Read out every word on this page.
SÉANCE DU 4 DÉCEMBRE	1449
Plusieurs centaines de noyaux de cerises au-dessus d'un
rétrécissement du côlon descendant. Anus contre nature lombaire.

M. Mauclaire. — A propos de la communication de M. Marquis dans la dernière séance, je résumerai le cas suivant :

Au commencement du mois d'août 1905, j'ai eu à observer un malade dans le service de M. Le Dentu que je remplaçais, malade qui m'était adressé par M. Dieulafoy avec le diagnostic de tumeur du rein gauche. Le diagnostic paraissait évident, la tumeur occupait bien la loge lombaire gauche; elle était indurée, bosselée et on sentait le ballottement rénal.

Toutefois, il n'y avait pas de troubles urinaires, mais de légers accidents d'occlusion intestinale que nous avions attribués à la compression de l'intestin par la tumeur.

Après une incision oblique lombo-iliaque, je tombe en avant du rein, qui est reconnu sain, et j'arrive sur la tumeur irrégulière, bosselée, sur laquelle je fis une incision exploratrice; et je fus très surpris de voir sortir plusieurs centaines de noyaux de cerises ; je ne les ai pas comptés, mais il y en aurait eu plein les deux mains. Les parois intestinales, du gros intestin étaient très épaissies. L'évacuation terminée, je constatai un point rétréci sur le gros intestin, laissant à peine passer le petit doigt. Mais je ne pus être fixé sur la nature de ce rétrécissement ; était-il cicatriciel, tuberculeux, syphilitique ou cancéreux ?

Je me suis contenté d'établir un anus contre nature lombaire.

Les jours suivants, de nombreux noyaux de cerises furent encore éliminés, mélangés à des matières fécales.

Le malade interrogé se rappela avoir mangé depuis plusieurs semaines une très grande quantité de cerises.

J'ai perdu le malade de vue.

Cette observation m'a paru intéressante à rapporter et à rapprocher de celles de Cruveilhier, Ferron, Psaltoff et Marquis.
···
Your task is to give the records above again, exactly.

Read out every word on this page.
SÉANCE DU 4 DÉCEMBRE	1449
Plusieurs centaines de noyaux de cerises au-dessus d'un
rétrécissement du côlon descendant. Anus contre nature lombaire.

M. Mauclaire. — A propos de la communication de M. Marquis dans la dernière séance, je résumerai le cas suivant :

Au commencement du mois d'août 1905, j'ai eu à observer un malade dans le service de M. Le Dentu que je remplaçais, malade qui m'était adressé par M. Dieulafoy avec le diagnostic de tumeur du rein gauche. Le diagnostic paraissait évident, la tumeur occupait bien la loge lombaire gauche; elle était indurée, bosselée et on sentait le ballottement rénal.

Toutefois, il n'y avait pas de troubles urinaires, mais de légers accidents d'occlusion intestinale que nous avions attribués à la compression de l'intestin par la tumeur.

Après une incision oblique lombo-iliaque, je tombe en avant du rein, qui est reconnu sain, et j'arrive sur la tumeur irrégulière, bosselée, sur laquelle je fis une incision exploratrice; et je fus très surpris de voir sortir plusieurs centaines de noyaux de cerises ; je ne les ai pas comptés, mais il y en aurait eu plein les deux mains. Les parois intestinales, du gros intestin étaient très épaissies. L'évacuation terminée, je constatai un point rétréci sur le gros intestin, laissant à peine passer le petit doigt. Mais je ne pus être fixé sur la nature de ce rétrécissement ; était-il cicatriciel, tuberculeux, syphilitique ou cancéreux ?

Je me suis contenté d'établir un anus contre nature lombaire.

Les jours suivants, de nombreux noyaux de cerises furent encore éliminés, mélangés à des matières fécales.

Le malade interrogé se rappela avoir mangé depuis plusieurs semaines une très grande quantité de cerises.

J'ai perdu le malade de vue.

Cette observation m'a paru intéressante à rapporter et à rapprocher de celles de Cruveilhier, Ferron, Psaltoff et Marquis.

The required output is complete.